**Records for this task:**
◇ ◇ ◇ ◇

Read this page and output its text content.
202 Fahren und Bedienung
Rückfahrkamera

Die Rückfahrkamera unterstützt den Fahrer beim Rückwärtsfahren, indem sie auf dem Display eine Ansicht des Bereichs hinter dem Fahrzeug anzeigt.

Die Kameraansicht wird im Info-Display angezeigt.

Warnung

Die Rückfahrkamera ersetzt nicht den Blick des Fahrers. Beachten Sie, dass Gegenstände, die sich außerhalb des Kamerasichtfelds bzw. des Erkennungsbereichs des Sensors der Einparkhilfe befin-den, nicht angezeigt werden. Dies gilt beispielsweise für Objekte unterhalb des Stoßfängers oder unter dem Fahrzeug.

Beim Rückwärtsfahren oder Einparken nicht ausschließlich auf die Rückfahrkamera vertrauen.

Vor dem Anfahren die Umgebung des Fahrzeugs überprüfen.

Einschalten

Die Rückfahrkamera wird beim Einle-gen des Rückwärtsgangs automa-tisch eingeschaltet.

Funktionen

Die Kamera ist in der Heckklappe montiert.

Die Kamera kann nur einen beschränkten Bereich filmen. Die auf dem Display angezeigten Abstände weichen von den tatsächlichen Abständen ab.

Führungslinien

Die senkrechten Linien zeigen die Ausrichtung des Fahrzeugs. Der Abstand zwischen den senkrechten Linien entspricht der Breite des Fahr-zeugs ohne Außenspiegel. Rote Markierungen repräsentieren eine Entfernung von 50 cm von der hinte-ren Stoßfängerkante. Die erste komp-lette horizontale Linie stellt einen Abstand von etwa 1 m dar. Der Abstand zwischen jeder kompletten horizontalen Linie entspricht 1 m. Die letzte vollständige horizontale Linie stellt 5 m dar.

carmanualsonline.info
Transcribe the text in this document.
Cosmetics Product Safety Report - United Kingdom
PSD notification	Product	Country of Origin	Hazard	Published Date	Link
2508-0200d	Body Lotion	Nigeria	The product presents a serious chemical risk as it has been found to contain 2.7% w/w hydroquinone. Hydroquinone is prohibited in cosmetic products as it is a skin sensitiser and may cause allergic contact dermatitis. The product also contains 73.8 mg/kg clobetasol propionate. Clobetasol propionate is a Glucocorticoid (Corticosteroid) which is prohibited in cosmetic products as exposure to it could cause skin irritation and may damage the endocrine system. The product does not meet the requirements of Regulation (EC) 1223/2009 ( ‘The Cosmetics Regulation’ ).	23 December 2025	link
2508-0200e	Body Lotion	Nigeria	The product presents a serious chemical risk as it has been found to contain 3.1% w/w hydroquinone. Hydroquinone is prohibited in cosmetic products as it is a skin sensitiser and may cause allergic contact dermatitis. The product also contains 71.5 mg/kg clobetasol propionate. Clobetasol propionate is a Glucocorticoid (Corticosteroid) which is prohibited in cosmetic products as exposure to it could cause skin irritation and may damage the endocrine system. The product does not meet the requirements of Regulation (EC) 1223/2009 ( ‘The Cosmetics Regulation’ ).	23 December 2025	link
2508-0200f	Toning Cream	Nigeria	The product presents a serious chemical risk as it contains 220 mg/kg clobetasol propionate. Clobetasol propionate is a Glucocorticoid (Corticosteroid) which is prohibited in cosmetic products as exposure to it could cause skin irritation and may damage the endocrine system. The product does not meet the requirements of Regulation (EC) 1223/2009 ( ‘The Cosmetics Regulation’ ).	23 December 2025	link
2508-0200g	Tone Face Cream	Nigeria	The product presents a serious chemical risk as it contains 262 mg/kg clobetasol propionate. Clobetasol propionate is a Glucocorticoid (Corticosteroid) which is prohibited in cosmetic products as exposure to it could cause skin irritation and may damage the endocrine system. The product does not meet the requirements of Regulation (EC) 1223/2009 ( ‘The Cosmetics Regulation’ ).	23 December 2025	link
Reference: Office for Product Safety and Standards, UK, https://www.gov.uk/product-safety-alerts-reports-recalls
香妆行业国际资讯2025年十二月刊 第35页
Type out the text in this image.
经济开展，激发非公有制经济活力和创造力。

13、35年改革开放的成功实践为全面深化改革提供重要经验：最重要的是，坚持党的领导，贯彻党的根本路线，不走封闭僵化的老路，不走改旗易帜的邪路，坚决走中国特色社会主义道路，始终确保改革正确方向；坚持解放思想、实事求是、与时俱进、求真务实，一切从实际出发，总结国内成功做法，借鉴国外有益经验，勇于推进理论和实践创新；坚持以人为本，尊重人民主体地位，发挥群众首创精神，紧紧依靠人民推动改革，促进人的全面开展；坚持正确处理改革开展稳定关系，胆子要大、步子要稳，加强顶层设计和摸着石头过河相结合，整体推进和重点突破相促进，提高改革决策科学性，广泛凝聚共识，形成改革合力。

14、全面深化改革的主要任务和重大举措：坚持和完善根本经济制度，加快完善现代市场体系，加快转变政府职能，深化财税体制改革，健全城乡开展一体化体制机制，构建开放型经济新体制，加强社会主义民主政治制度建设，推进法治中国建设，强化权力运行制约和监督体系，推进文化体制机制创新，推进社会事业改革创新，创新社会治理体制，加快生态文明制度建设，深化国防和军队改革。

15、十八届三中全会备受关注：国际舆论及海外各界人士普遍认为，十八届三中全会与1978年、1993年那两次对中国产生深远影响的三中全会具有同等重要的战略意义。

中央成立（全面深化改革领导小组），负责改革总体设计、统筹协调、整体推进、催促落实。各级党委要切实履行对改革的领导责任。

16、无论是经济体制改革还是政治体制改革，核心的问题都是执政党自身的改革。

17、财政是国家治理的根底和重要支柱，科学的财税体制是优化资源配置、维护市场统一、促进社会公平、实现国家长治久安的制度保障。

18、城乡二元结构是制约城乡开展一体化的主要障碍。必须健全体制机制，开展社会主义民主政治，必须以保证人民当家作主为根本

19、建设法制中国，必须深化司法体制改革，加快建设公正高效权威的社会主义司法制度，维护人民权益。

◇ ◇ ◇ ◇

Extract every entry in the listing word for word.

Read this page and output its text content.
202 Fahren und Bedienung
Rückfahrkamera

Die Rückfahrkamera unterstützt den Fahrer beim Rückwärtsfahren, indem sie auf dem Display eine Ansicht des Bereichs hinter dem Fahrzeug anzeigt.

Die Kameraansicht wird im Info-Display angezeigt.

Warnung

Die Rückfahrkamera ersetzt nicht den Blick des Fahrers. Beachten Sie, dass Gegenstände, die sich außerhalb des Kamerasichtfelds bzw. des Erkennungsbereichs des Sensors der Einparkhilfe befin-den, nicht angezeigt werden. Dies gilt beispielsweise für Objekte unterhalb des Stoßfängers oder unter dem Fahrzeug.

Beim Rückwärtsfahren oder Einparken nicht ausschließlich auf die Rückfahrkamera vertrauen.

Vor dem Anfahren die Umgebung des Fahrzeugs überprüfen.

Einschalten

Die Rückfahrkamera wird beim Einle-gen des Rückwärtsgangs automa-tisch eingeschaltet.

Funktionen

Die Kamera ist in der Heckklappe montiert.

Die Kamera kann nur einen beschränkten Bereich filmen. Die auf dem Display angezeigten Abstände weichen von den tatsächlichen Abständen ab.

Führungslinien

Die senkrechten Linien zeigen die Ausrichtung des Fahrzeugs. Der Abstand zwischen den senkrechten Linien entspricht der Breite des Fahr-zeugs ohne Außenspiegel. Rote Markierungen repräsentieren eine Entfernung von 50 cm von der hinte-ren Stoßfängerkante. Die erste komp-lette horizontale Linie stellt einen Abstand von etwa 1 m dar. Der Abstand zwischen jeder kompletten horizontalen Linie entspricht 1 m. Die letzte vollständige horizontale Linie stellt 5 m dar.

carmanualsonline.info
Transcribe the text in this document.
Cosmetics Product Safety Report - United Kingdom
PSD notification	Product	Country of Origin	Hazard	Published Date	Link
2508-0200d	Body Lotion	Nigeria	The product presents a serious chemical risk as it has been found to contain 2.7% w/w hydroquinone. Hydroquinone is prohibited in cosmetic products as it is a skin sensitiser and may cause allergic contact dermatitis. The product also contains 73.8 mg/kg clobetasol propionate. Clobetasol propionate is a Glucocorticoid (Corticosteroid) which is prohibited in cosmetic products as exposure to it could cause skin irritation and may damage the endocrine system. The product does not meet the requirements of Regulation (EC) 1223/2009 ( ‘The Cosmetics Regulation’ ).	23 December 2025	link
2508-0200e	Body Lotion	Nigeria	The product presents a serious chemical risk as it has been found to contain 3.1% w/w hydroquinone. Hydroquinone is prohibited in cosmetic products as it is a skin sensitiser and may cause allergic contact dermatitis. The product also contains 71.5 mg/kg clobetasol propionate. Clobetasol propionate is a Glucocorticoid (Corticosteroid) which is prohibited in cosmetic products as exposure to it could cause skin irritation and may damage the endocrine system. The product does not meet the requirements of Regulation (EC) 1223/2009 ( ‘The Cosmetics Regulation’ ).	23 December 2025	link
2508-0200f	Toning Cream	Nigeria	The product presents a serious chemical risk as it contains 220 mg/kg clobetasol propionate. Clobetasol propionate is a Glucocorticoid (Corticosteroid) which is prohibited in cosmetic products as exposure to it could cause skin irritation and may damage the endocrine system. The product does not meet the requirements of Regulation (EC) 1223/2009 ( ‘The Cosmetics Regulation’ ).	23 December 2025	link
2508-0200g	Tone Face Cream	Nigeria	The product presents a serious chemical risk as it contains 262 mg/kg clobetasol propionate. Clobetasol propionate is a Glucocorticoid (Corticosteroid) which is prohibited in cosmetic products as exposure to it could cause skin irritation and may damage the endocrine system. The product does not meet the requirements of Regulation (EC) 1223/2009 ( ‘The Cosmetics Regulation’ ).	23 December 2025	link
Reference: Office for Product Safety and Standards, UK, https://www.gov.uk/product-safety-alerts-reports-recalls
香妆行业国际资讯2025年十二月刊 第35页
Type out the text in this image.
经济开展，激发非公有制经济活力和创造力。

13、35年改革开放的成功实践为全面深化改革提供重要经验：最重要的是，坚持党的领导，贯彻党的根本路线，不走封闭僵化的老路，不走改旗易帜的邪路，坚决走中国特色社会主义道路，始终确保改革正确方向；坚持解放思想、实事求是、与时俱进、求真务实，一切从实际出发，总结国内成功做法，借鉴国外有益经验，勇于推进理论和实践创新；坚持以人为本，尊重人民主体地位，发挥群众首创精神，紧紧依靠人民推动改革，促进人的全面开展；坚持正确处理改革开展稳定关系，胆子要大、步子要稳，加强顶层设计和摸着石头过河相结合，整体推进和重点突破相促进，提高改革决策科学性，广泛凝聚共识，形成改革合力。

14、全面深化改革的主要任务和重大举措：坚持和完善根本经济制度，加快完善现代市场体系，加快转变政府职能，深化财税体制改革，健全城乡开展一体化体制机制，构建开放型经济新体制，加强社会主义民主政治制度建设，推进法治中国建设，强化权力运行制约和监督体系，推进文化体制机制创新，推进社会事业改革创新，创新社会治理体制，加快生态文明制度建设，深化国防和军队改革。

15、十八届三中全会备受关注：国际舆论及海外各界人士普遍认为，十八届三中全会与1978年、1993年那两次对中国产生深远影响的三中全会具有同等重要的战略意义。

中央成立（全面深化改革领导小组），负责改革总体设计、统筹协调、整体推进、催促落实。各级党委要切实履行对改革的领导责任。

16、无论是经济体制改革还是政治体制改革，核心的问题都是执政党自身的改革。

17、财政是国家治理的根底和重要支柱，科学的财税体制是优化资源配置、维护市场统一、促进社会公平、实现国家长治久安的制度保障。

18、城乡二元结构是制约城乡开展一体化的主要障碍。必须健全体制机制，开展社会主义民主政治，必须以保证人民当家作主为根本

19、建设法制中国，必须深化司法体制改革，加快建设公正高效权威的社会主义司法制度，维护人民权益。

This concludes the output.